[Start of Attachment]
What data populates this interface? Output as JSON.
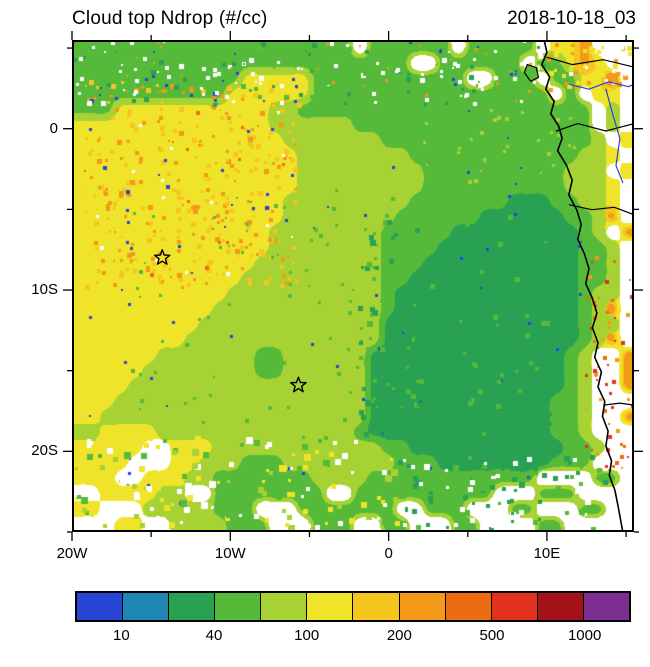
{
  "title": "Cloud top Ndrop (#/cc)",
  "timestamp": "2018-10-18_03",
  "chart_data": {
    "type": "heatmap",
    "variable": "Cloud top droplet number concentration (Ndrop)",
    "units": "#/cc",
    "lon_range": [
      -20,
      15.5
    ],
    "lat_range": [
      -25,
      5.5
    ],
    "x_ticks": [
      {
        "lon": -20,
        "label": "20W"
      },
      {
        "lon": -10,
        "label": "10W"
      },
      {
        "lon": 0,
        "label": "0"
      },
      {
        "lon": 10,
        "label": "10E"
      }
    ],
    "x_minor_ticks": [
      -15,
      -5,
      5,
      15
    ],
    "y_ticks": [
      {
        "lat": 0,
        "label": "0"
      },
      {
        "lat": -10,
        "label": "10S"
      },
      {
        "lat": -20,
        "label": "20S"
      }
    ],
    "y_minor_ticks": [
      5,
      -5,
      -15,
      -25
    ],
    "colorbar": {
      "colors": [
        "#2746d4",
        "#1f86b4",
        "#28a152",
        "#55ba3a",
        "#a6d233",
        "#f0e42a",
        "#f6c51e",
        "#f2991a",
        "#ec6c14",
        "#e2321f",
        "#a31218",
        "#7c2d90"
      ],
      "labels": [
        {
          "value": "10",
          "after_cell": 1
        },
        {
          "value": "40",
          "after_cell": 3
        },
        {
          "value": "100",
          "after_cell": 5
        },
        {
          "value": "200",
          "after_cell": 7
        },
        {
          "value": "500",
          "after_cell": 9
        },
        {
          "value": "1000",
          "after_cell": 11
        }
      ],
      "level_boundaries": [
        10,
        20,
        40,
        70,
        100,
        150,
        200,
        300,
        500,
        700,
        1000
      ]
    },
    "no_data_color": "#ffffff",
    "field_grid": {
      "cols": 40,
      "rows": 32,
      "palette_chars": "0123456789AB",
      "no_data_char": ".",
      "rows_rle": [
        "3:20,.:1,3:6,.:1,3:5,.:1,5:2,7:1,.:3",
        "3:24,.:2,3:6,.:1,3:2,5:1,7:1,5:1,.:2",
        "3:12,5:5,3:11,.:2,3:3,.:1,3:2,5:2,8:1,.:1",
        "3:11,5:6,3:17,.:1,3:1,.:1,5:2,.:1",
        "3:3,5:11,4:2,3:21,.:1,4:1,.:1",
        "5:14,4:6,3:17,.:1,4:1,.:1",
        "5:15,4:7,3:15,4:1,.:1,5:1",
        "5:16,4:8,3:12,4:2,5:1,.:1",
        "5:16,4:9,3:10,4:3,.:1,5:1",
        "5:16,4:9,3:10,4:3,5:1,.:1",
        "5:15,4:9,3:7,2:3,3:2,4:2,5:1,.:1",
        "5:15,4:8,3:6,2:6,3:2,4:1,7:1,.:1",
        "5:14,4:8,3:5,2:9,3:1,4:1,.:1,7:1",
        "5:14,4:8,3:4,2:10,3:2,4:1,.:1",
        "5:13,4:9,3:3,2:11,3:2,4:1,.:1",
        "5:12,4:10,3:2,2:12,3:2,4:1,.:1",
        "5:11,4:11,3:1,2:13,3:1,4:2,.:1",
        "5:10,4:12,3:1,2:13,3:1,4:1,7:1,.:1",
        "5:9,4:13,2:14,3:1,4:2,.:1",
        "5:8,4:14,2:14,3:1,4:1,7:1,.:1",
        "5:6,4:7,3:2,4:6,2:14,3:1,4:1,.:2,7:1",
        "5:5,4:8,3:2,4:6,2:14,3:1,4:1,.:2,7:1",
        "5:4,4:17,2:14,3:1,4:1,.:2,7:1",
        "5:3,4:18,2:13,3:2,4:1,.:3",
        "5:2,4:19,2:13,3:2,4:1,.:2,7:1",
        "4:2,5:4,4:14,3:1,2:13,3:2,4:1,.:3",
        "5:5,.:2,5:3,4:12,3:2,2:11,3:2,4:1,.:2",
        "5:4,.:3,5:2,4:3,3:3,4:8,3:3,2:8,3:3,.:3",
        "5:3,.:2,5:3,4:2,3:7,4:4,3:12,.:4,3:2,.:1",
        ".:2,5:4,4:2,.:2,3:8,.:2,3:10,.:3,3:3,.:4",
        "5:2,.:3,4:5,3:3,.:3,3:7,.:2,3:3,.:3,3:2,.:3,3:2,.:2",
        ".:3,5:2,.:2,4:4,3:3,.:3,3:3,.:2,3:2,.:3,3:2,.:4,3:2,.:5"
      ]
    },
    "noise_seed": 20181018,
    "noise_regions": [
      {
        "x0": 0.02,
        "x1": 0.4,
        "y0": 0.08,
        "y1": 0.5,
        "count": 340,
        "smin": 2,
        "smax": 5,
        "chars": "66677"
      },
      {
        "x0": 0.02,
        "x1": 0.4,
        "y0": 0.08,
        "y1": 0.5,
        "count": 50,
        "smin": 2,
        "smax": 4,
        "chars": "8.0"
      },
      {
        "x0": 0.0,
        "x1": 0.84,
        "y0": 0.0,
        "y1": 0.13,
        "count": 180,
        "smin": 2,
        "smax": 5,
        "chars": "23.."
      },
      {
        "x0": 0.0,
        "x1": 0.84,
        "y0": 0.0,
        "y1": 0.13,
        "count": 50,
        "smin": 2,
        "smax": 3,
        "chars": "077"
      },
      {
        "x0": 0.02,
        "x1": 0.92,
        "y0": 0.05,
        "y1": 0.95,
        "count": 60,
        "smin": 2,
        "smax": 3,
        "chars": "0"
      },
      {
        "x0": 0.1,
        "x1": 0.62,
        "y0": 0.3,
        "y1": 0.78,
        "count": 90,
        "smin": 2,
        "smax": 4,
        "chars": "3"
      },
      {
        "x0": 0.5,
        "x1": 0.86,
        "y0": 0.35,
        "y1": 0.8,
        "count": 170,
        "smin": 3,
        "smax": 6,
        "chars": "223"
      },
      {
        "x0": 0.0,
        "x1": 0.58,
        "y0": 0.8,
        "y1": 0.99,
        "count": 160,
        "smin": 3,
        "smax": 7,
        "chars": ".354"
      },
      {
        "x0": 0.58,
        "x1": 0.95,
        "y0": 0.84,
        "y1": 0.99,
        "count": 120,
        "smin": 3,
        "smax": 6,
        "chars": "3.2"
      },
      {
        "x0": 0.91,
        "x1": 0.995,
        "y0": 0.42,
        "y1": 0.88,
        "count": 60,
        "smin": 2,
        "smax": 4,
        "chars": "789"
      },
      {
        "x0": 0.84,
        "x1": 0.995,
        "y0": 0.0,
        "y1": 0.1,
        "count": 45,
        "smin": 3,
        "smax": 5,
        "chars": "57."
      },
      {
        "x0": 0.62,
        "x1": 0.9,
        "y0": 0.14,
        "y1": 0.3,
        "count": 60,
        "smin": 2,
        "smax": 4,
        "chars": "34"
      }
    ],
    "star_markers": [
      {
        "lon": -14.3,
        "lat": -8.0
      },
      {
        "lon": -5.7,
        "lat": -15.9
      }
    ],
    "notable_features": [
      {
        "region": "west (19W-8W, 1S-13S)",
        "description": "broad elevated-Ndrop area ~100-200 #/cc (yellow) with scattered 150-500 #/cc speckles"
      },
      {
        "region": "east-central (1W-11E, 5S-20S)",
        "description": "large low-Ndrop pool ~20-40 #/cc (dark green)"
      },
      {
        "region": "northern band (5N-1N)",
        "description": "mixed 40-100 #/cc greens with missing-data gaps"
      },
      {
        "region": "south of 20S",
        "description": "patchy 40-150 #/cc cells with many missing-data gaps"
      },
      {
        "region": "African land (east of coastline)",
        "description": "mostly missing data with scattered 200-700 #/cc points"
      }
    ]
  },
  "geo": {
    "coast_color": "#000000",
    "river_color": "#2746d4",
    "coastline": [
      [
        0.84,
        0.0
      ],
      [
        0.845,
        0.025
      ],
      [
        0.836,
        0.05
      ],
      [
        0.85,
        0.075
      ],
      [
        0.843,
        0.1
      ],
      [
        0.858,
        0.125
      ],
      [
        0.852,
        0.15
      ],
      [
        0.866,
        0.175
      ],
      [
        0.872,
        0.2
      ],
      [
        0.864,
        0.225
      ],
      [
        0.88,
        0.255
      ],
      [
        0.89,
        0.285
      ],
      [
        0.884,
        0.315
      ],
      [
        0.898,
        0.345
      ],
      [
        0.906,
        0.375
      ],
      [
        0.9,
        0.405
      ],
      [
        0.912,
        0.435
      ],
      [
        0.92,
        0.465
      ],
      [
        0.914,
        0.495
      ],
      [
        0.926,
        0.525
      ],
      [
        0.934,
        0.555
      ],
      [
        0.926,
        0.585
      ],
      [
        0.936,
        0.615
      ],
      [
        0.93,
        0.645
      ],
      [
        0.942,
        0.675
      ],
      [
        0.936,
        0.705
      ],
      [
        0.948,
        0.735
      ],
      [
        0.944,
        0.765
      ],
      [
        0.954,
        0.795
      ],
      [
        0.95,
        0.825
      ],
      [
        0.96,
        0.855
      ],
      [
        0.956,
        0.885
      ],
      [
        0.966,
        0.915
      ],
      [
        0.972,
        0.95
      ],
      [
        0.98,
        1.0
      ]
    ],
    "borders": [
      [
        [
          0.845,
          0.035
        ],
        [
          0.89,
          0.05
        ],
        [
          0.945,
          0.04
        ],
        [
          1.0,
          0.055
        ]
      ],
      [
        [
          0.862,
          0.185
        ],
        [
          0.9,
          0.17
        ],
        [
          0.95,
          0.185
        ],
        [
          1.0,
          0.17
        ]
      ],
      [
        [
          0.885,
          0.335
        ],
        [
          0.925,
          0.345
        ],
        [
          0.965,
          0.34
        ],
        [
          1.0,
          0.355
        ]
      ],
      [
        [
          0.946,
          0.742
        ],
        [
          0.975,
          0.738
        ],
        [
          1.0,
          0.742
        ]
      ]
    ],
    "rivers": [
      [
        [
          0.885,
          0.09
        ],
        [
          0.92,
          0.1
        ],
        [
          0.955,
          0.085
        ],
        [
          0.99,
          0.095
        ],
        [
          1.0,
          0.09
        ]
      ],
      [
        [
          0.95,
          0.1
        ],
        [
          0.962,
          0.15
        ],
        [
          0.975,
          0.2
        ],
        [
          0.968,
          0.255
        ],
        [
          0.98,
          0.29
        ]
      ]
    ],
    "islands": [
      [
        [
          0.81,
          0.05
        ],
        [
          0.826,
          0.056
        ],
        [
          0.83,
          0.076
        ],
        [
          0.816,
          0.084
        ],
        [
          0.805,
          0.066
        ]
      ]
    ]
  }
}
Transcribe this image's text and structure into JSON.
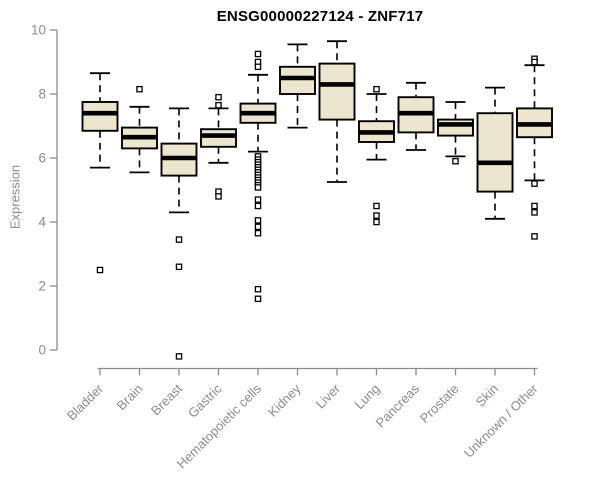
[End of Attachment]
§ Exercise prompt:
Looking at the data above, say how many lines contain the word "scattered", with no added words.

§ Result:
2